_WORK TO COMPLETE_
Scan the records below for lines with the word "text", then state how many you find and nothing else.
== DATA SUPPLIED
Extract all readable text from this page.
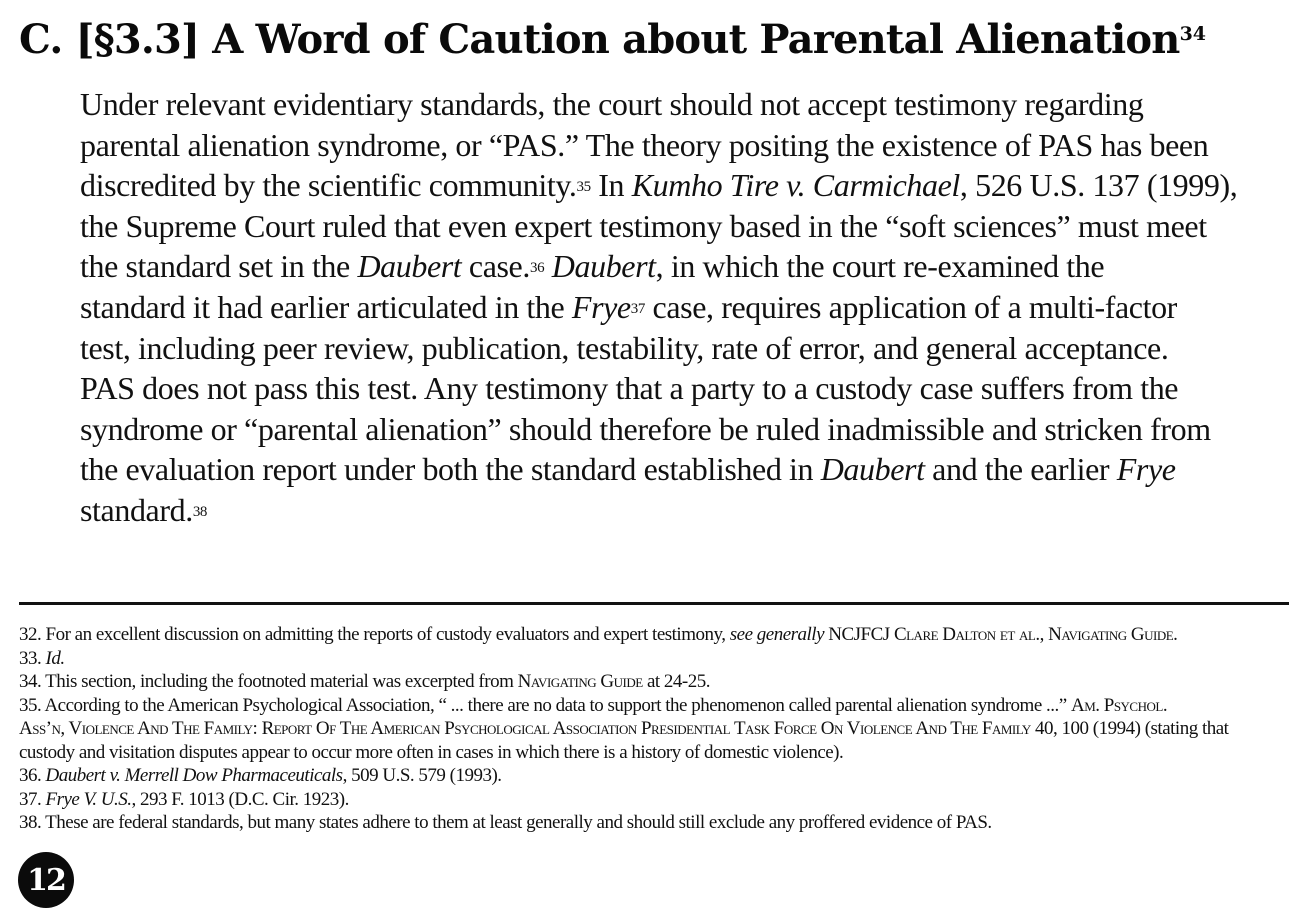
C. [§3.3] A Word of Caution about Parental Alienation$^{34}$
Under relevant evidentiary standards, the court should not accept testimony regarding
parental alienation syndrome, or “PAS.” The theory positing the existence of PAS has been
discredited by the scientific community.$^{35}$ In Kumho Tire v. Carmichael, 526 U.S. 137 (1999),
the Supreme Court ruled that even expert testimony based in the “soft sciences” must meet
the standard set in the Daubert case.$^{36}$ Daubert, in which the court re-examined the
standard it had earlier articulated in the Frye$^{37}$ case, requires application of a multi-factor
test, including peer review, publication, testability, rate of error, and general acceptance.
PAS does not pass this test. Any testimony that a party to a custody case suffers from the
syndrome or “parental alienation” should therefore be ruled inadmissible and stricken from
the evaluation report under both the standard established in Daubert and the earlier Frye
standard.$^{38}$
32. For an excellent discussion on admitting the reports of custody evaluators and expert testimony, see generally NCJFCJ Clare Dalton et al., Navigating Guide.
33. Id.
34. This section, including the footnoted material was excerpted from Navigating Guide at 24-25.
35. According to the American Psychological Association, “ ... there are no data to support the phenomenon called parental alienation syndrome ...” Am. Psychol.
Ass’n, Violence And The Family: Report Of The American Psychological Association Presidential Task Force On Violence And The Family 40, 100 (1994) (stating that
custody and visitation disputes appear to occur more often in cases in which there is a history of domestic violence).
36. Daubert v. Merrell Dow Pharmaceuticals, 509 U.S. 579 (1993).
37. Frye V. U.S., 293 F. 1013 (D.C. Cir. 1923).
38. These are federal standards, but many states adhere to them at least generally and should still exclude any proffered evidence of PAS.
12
====
== DATA SUPPLIED
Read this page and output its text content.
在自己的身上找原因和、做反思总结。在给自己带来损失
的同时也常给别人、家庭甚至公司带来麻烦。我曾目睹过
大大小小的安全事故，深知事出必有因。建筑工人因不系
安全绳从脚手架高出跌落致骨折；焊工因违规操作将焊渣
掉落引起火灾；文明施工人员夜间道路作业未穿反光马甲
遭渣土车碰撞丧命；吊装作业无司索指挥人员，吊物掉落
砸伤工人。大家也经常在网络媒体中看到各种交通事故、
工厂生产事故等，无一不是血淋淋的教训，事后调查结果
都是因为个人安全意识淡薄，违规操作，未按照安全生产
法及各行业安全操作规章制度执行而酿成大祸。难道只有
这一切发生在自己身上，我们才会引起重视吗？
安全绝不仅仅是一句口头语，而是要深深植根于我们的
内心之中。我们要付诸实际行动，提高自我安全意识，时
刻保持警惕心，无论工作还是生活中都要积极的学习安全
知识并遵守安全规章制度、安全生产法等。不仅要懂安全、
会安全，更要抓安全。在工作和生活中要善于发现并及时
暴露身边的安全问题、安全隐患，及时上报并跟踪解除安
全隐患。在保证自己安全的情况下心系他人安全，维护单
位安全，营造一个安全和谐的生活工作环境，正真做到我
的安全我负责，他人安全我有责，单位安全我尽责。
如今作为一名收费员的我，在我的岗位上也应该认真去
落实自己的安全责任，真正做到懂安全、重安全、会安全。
====
_TASK SOLUTION_
2